:: Source data ::
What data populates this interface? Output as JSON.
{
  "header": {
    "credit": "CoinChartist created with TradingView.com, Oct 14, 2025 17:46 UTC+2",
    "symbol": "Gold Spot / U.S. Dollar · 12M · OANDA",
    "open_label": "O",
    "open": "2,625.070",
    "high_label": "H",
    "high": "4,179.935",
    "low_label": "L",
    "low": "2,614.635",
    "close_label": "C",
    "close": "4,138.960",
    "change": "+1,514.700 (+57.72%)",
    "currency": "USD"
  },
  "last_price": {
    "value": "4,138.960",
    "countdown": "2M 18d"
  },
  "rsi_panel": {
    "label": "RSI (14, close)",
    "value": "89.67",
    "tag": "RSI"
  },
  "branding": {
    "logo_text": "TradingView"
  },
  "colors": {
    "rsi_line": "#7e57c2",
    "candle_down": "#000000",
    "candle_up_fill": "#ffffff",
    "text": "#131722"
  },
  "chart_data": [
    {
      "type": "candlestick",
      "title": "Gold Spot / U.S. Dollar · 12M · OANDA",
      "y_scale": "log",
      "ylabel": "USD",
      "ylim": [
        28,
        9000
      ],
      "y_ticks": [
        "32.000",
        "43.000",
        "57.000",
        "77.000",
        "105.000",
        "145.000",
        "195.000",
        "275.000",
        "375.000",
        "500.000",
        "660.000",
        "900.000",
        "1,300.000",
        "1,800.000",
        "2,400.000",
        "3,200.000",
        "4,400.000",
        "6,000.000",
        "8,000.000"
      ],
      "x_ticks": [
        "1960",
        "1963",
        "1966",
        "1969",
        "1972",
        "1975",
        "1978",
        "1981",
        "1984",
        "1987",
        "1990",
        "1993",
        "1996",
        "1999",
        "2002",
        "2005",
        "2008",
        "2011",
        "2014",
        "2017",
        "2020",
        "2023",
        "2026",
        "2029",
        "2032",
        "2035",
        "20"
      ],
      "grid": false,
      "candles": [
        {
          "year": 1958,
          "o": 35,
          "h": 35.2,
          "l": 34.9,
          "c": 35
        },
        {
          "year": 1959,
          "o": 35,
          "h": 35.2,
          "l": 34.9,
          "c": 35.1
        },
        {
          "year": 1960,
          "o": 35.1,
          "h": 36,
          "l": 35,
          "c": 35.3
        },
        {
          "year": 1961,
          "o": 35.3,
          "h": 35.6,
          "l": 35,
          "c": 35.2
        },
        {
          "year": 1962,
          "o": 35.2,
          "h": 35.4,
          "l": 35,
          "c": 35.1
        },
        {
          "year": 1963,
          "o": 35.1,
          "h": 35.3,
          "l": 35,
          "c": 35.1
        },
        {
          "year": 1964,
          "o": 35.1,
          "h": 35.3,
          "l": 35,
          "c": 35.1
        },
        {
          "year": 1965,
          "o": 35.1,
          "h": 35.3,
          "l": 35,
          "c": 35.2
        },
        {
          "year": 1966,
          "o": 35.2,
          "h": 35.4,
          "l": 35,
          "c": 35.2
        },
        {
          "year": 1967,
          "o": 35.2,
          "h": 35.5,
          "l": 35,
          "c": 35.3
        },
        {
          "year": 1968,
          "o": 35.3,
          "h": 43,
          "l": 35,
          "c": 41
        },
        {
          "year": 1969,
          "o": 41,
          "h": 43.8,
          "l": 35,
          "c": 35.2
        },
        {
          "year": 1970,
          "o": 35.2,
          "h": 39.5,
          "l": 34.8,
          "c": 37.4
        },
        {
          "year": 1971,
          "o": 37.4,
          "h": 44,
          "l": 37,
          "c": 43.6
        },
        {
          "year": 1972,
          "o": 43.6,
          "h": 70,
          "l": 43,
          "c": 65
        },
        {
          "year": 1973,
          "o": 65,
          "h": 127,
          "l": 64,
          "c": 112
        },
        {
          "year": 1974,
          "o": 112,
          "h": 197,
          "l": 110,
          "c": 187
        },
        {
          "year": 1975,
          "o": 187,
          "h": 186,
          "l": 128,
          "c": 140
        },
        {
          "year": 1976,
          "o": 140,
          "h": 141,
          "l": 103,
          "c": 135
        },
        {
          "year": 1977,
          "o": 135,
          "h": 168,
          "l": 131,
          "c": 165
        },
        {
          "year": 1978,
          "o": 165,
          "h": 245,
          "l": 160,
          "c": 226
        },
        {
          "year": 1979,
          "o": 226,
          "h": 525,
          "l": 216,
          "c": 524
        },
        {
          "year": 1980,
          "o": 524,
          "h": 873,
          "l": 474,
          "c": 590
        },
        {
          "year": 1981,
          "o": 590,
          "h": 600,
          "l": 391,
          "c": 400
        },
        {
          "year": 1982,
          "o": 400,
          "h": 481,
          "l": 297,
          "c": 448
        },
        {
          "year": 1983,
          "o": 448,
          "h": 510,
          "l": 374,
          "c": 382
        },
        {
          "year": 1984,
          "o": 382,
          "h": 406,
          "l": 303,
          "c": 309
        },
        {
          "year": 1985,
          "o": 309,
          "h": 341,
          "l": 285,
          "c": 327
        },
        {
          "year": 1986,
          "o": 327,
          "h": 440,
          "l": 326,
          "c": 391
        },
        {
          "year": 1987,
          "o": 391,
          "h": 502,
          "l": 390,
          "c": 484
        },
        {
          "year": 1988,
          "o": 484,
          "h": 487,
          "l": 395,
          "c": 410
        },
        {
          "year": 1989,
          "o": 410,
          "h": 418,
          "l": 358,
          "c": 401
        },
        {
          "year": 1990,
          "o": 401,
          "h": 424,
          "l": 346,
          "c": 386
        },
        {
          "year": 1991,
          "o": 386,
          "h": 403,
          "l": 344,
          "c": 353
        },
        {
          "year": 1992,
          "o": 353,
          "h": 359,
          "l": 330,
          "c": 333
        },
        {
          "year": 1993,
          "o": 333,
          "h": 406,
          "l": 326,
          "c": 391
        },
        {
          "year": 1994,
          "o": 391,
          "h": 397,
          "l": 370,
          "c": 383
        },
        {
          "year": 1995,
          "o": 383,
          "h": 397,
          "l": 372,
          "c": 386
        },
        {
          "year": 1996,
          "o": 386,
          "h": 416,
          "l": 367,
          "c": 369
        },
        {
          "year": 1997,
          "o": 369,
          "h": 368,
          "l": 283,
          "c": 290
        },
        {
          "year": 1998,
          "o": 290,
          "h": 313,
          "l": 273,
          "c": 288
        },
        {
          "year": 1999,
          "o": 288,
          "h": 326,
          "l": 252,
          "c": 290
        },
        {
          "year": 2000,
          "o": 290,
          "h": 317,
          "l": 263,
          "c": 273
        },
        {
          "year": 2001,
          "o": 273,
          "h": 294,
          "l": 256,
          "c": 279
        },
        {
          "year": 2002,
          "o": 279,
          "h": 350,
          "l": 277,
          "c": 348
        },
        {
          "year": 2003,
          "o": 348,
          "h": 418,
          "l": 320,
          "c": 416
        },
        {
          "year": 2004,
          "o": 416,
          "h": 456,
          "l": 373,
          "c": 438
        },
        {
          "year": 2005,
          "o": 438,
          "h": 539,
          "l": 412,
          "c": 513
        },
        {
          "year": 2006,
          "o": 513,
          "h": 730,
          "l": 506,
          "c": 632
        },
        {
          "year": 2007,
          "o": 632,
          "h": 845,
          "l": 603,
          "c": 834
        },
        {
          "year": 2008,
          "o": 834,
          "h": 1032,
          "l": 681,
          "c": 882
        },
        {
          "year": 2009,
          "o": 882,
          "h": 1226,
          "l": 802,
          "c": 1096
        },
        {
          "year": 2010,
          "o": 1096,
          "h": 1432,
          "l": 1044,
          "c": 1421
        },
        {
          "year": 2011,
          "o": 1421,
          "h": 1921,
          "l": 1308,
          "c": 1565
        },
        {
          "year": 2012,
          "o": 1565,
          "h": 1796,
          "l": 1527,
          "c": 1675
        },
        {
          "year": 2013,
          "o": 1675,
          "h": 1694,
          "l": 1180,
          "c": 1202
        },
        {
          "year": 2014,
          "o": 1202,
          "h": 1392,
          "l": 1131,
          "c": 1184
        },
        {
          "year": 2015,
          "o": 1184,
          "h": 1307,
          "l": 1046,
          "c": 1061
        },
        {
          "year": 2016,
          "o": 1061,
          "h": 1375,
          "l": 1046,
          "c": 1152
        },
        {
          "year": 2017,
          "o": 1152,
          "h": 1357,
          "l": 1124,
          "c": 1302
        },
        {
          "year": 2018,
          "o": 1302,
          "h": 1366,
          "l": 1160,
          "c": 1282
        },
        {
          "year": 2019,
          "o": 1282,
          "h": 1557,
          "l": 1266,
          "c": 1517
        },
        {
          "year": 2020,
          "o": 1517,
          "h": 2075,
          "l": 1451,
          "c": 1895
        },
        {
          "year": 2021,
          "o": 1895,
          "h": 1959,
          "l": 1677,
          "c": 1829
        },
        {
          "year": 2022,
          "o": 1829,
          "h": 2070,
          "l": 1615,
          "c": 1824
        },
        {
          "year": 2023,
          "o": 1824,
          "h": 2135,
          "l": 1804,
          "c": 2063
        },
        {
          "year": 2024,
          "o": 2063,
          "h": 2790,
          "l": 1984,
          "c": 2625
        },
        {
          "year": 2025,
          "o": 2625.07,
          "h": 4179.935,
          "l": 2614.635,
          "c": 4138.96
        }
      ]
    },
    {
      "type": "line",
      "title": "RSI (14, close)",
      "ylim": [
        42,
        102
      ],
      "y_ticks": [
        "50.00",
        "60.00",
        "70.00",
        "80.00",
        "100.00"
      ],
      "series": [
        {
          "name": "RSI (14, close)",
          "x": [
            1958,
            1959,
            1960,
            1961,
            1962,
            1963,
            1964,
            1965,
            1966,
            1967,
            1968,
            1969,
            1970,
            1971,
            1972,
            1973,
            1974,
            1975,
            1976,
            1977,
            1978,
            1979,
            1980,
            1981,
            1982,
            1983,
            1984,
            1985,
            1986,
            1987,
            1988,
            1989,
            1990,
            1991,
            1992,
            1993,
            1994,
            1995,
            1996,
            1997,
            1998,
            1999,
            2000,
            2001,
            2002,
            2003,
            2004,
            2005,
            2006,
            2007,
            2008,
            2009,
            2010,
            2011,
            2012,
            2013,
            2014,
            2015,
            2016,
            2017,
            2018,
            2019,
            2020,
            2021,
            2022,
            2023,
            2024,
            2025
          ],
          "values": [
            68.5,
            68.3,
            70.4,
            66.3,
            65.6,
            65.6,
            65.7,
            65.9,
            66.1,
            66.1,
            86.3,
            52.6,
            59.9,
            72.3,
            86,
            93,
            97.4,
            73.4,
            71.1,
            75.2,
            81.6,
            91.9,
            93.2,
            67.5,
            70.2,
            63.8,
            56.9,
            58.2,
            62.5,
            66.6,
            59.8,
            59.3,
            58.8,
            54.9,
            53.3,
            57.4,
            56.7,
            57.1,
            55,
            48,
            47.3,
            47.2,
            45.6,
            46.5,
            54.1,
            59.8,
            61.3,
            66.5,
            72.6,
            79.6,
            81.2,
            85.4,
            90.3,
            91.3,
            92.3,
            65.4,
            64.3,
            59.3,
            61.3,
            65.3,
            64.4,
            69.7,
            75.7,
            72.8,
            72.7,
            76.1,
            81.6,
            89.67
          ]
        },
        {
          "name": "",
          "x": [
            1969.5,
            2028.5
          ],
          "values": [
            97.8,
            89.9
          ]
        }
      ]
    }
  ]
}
:::
What to work on
Ascertain the number of lines in the entries that include the word "TradingView", and report only that number.

Written answer
2